• [Task directions]:
Keep only those lines of the records that include the string "responsibilities".

** start of Exercise material **

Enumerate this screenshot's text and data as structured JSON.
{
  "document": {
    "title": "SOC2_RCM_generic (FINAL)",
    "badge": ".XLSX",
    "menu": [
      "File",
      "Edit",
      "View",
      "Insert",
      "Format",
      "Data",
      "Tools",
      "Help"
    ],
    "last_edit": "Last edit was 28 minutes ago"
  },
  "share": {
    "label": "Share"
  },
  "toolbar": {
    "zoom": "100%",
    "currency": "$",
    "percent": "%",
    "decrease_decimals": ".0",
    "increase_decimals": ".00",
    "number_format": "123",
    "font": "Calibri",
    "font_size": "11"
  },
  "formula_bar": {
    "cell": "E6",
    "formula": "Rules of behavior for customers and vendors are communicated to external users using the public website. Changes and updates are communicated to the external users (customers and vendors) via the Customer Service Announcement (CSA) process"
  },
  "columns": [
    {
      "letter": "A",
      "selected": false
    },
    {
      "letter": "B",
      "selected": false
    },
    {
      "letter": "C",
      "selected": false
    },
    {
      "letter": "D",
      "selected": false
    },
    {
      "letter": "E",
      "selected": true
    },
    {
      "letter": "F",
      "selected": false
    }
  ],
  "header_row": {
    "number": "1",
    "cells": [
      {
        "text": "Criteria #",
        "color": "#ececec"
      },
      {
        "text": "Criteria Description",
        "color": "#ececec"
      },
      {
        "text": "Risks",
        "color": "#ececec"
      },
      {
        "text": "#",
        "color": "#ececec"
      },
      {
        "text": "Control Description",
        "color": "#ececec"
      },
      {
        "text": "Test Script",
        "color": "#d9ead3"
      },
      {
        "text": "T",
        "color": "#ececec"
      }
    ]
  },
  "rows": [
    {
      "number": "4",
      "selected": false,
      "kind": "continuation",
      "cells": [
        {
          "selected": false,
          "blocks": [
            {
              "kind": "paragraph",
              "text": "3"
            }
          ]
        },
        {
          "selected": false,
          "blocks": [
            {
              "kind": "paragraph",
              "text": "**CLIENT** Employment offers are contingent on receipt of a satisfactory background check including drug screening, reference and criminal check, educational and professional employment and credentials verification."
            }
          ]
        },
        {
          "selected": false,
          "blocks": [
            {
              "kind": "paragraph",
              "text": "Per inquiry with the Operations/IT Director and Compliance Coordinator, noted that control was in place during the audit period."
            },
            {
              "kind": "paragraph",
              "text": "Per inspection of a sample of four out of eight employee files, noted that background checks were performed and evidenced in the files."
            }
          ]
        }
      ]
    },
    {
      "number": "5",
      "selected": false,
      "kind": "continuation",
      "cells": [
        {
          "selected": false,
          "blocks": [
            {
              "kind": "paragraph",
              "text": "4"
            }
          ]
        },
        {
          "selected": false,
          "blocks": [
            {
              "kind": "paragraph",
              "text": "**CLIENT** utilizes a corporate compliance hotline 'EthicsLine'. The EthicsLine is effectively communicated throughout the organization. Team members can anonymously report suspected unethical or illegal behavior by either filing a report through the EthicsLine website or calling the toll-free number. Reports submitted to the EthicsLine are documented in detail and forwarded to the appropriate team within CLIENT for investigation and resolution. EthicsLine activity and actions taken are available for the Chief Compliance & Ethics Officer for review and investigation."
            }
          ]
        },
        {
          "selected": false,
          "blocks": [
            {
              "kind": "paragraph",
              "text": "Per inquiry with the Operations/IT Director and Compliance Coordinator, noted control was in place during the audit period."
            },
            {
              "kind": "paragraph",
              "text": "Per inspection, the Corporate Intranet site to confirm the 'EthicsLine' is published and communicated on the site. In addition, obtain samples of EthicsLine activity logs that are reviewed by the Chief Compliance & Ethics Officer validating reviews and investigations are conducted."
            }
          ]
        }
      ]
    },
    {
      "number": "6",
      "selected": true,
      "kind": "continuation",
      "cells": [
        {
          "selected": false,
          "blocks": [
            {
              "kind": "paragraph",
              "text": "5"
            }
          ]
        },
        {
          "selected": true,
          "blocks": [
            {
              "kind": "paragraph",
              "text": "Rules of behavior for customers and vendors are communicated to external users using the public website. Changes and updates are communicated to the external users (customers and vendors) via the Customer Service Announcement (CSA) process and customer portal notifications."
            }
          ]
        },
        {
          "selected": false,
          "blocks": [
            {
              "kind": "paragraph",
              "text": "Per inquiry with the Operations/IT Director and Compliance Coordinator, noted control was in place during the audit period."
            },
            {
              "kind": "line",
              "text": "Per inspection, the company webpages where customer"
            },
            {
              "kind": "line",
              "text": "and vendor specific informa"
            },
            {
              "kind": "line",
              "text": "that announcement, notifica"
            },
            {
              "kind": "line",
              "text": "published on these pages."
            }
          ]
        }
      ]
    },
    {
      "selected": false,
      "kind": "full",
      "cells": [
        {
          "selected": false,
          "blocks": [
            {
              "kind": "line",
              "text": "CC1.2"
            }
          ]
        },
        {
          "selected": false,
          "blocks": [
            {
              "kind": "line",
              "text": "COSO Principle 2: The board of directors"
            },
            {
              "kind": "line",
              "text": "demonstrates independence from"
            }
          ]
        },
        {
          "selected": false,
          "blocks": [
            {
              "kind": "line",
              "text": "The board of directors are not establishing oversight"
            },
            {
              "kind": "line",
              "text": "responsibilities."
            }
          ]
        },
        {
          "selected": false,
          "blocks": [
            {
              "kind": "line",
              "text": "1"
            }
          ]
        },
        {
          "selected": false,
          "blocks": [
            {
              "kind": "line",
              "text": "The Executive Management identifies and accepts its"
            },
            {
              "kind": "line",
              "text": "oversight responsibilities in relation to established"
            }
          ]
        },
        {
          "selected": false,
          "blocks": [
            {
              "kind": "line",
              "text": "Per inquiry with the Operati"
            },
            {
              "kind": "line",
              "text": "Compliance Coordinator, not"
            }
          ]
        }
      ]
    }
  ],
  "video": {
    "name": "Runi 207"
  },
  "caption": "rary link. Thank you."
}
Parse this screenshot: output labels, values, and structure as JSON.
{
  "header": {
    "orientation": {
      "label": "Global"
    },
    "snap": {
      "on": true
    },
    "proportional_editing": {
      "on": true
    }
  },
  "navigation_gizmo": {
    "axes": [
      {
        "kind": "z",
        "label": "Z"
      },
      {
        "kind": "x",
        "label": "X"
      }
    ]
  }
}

** end of Exercise material **
** start of Exercise material **

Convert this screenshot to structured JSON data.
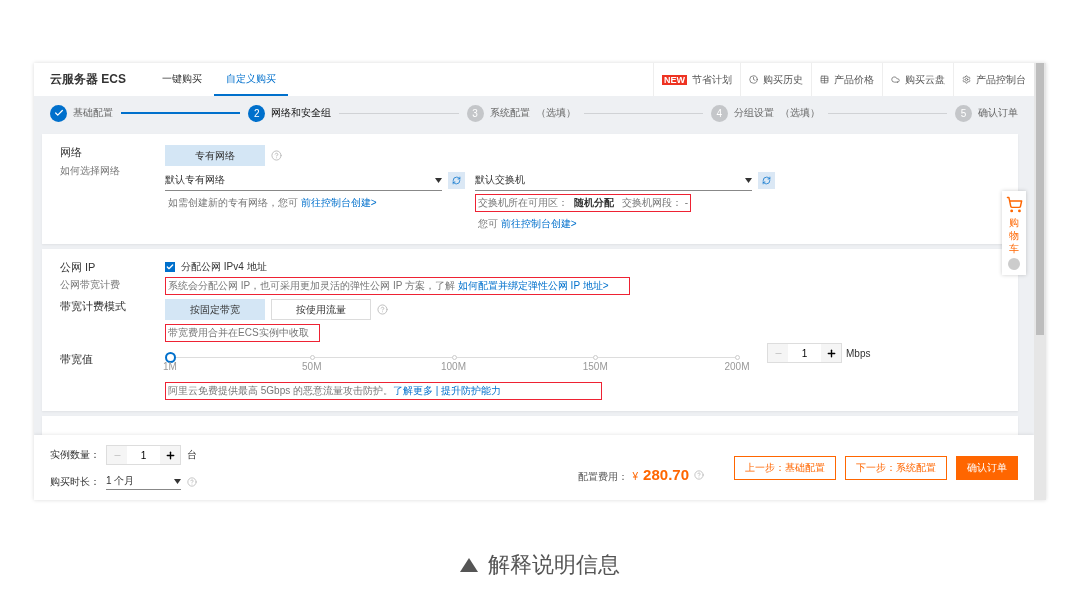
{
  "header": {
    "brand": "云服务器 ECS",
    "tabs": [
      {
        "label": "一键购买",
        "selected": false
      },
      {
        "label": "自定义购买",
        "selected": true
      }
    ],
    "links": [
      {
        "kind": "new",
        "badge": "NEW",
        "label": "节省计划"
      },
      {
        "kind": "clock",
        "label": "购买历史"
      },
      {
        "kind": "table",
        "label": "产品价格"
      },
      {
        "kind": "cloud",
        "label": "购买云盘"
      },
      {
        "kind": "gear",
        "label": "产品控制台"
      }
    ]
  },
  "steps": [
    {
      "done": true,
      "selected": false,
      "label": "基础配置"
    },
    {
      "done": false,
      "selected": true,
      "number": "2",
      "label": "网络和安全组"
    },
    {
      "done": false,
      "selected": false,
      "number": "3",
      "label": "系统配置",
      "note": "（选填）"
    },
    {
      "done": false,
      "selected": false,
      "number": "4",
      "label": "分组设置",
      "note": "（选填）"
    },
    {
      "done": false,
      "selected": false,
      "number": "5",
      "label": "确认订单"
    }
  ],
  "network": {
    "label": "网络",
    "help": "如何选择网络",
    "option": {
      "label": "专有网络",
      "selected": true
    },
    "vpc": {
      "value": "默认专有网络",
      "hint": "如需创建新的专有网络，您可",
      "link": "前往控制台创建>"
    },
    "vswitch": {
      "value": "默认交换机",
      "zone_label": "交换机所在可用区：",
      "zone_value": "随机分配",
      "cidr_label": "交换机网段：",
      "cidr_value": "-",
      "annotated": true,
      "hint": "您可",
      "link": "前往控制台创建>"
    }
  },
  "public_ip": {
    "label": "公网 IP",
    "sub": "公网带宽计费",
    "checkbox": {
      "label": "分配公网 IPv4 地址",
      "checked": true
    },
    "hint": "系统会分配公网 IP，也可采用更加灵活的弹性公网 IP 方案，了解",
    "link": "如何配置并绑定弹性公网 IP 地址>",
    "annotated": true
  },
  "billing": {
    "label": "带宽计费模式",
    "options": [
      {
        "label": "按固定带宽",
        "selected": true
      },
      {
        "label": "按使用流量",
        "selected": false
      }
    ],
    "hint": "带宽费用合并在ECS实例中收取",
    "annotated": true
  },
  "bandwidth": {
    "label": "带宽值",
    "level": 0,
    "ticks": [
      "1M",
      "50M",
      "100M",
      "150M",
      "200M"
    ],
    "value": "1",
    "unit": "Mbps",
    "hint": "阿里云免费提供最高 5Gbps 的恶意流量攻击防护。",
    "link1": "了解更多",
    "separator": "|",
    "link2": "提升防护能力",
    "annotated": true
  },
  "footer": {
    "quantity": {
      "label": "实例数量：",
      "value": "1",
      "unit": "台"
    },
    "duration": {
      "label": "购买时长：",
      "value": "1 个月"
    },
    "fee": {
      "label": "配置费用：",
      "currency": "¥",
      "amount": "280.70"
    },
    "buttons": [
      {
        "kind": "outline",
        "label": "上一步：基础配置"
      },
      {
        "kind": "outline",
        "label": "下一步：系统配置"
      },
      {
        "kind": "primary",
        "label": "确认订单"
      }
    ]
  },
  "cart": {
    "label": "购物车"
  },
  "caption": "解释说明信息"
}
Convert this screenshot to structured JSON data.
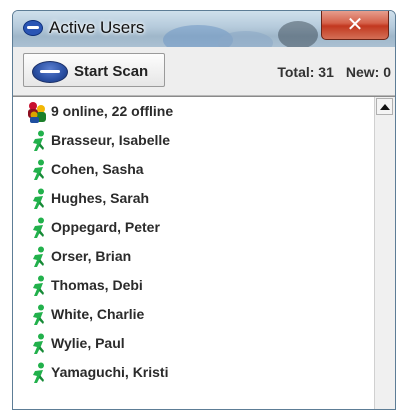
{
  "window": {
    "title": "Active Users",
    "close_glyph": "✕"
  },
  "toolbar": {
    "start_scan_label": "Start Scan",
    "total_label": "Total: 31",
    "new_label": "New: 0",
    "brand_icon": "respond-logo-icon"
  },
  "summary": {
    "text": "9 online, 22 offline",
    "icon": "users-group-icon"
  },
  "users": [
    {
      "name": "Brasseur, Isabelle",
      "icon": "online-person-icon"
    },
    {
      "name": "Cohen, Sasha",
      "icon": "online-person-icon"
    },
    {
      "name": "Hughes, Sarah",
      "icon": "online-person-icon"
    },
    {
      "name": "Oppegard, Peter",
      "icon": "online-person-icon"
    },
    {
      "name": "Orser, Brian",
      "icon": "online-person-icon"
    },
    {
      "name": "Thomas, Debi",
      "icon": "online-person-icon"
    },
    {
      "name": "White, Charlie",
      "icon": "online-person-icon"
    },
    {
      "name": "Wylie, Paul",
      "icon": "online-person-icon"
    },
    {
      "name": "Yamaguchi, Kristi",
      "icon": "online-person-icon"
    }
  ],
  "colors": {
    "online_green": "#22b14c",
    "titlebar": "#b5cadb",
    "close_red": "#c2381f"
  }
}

** end of Exercise material **

• [Result below]:
              "text": "responsibilities."
              "text": "oversight responsibilities in relation to established"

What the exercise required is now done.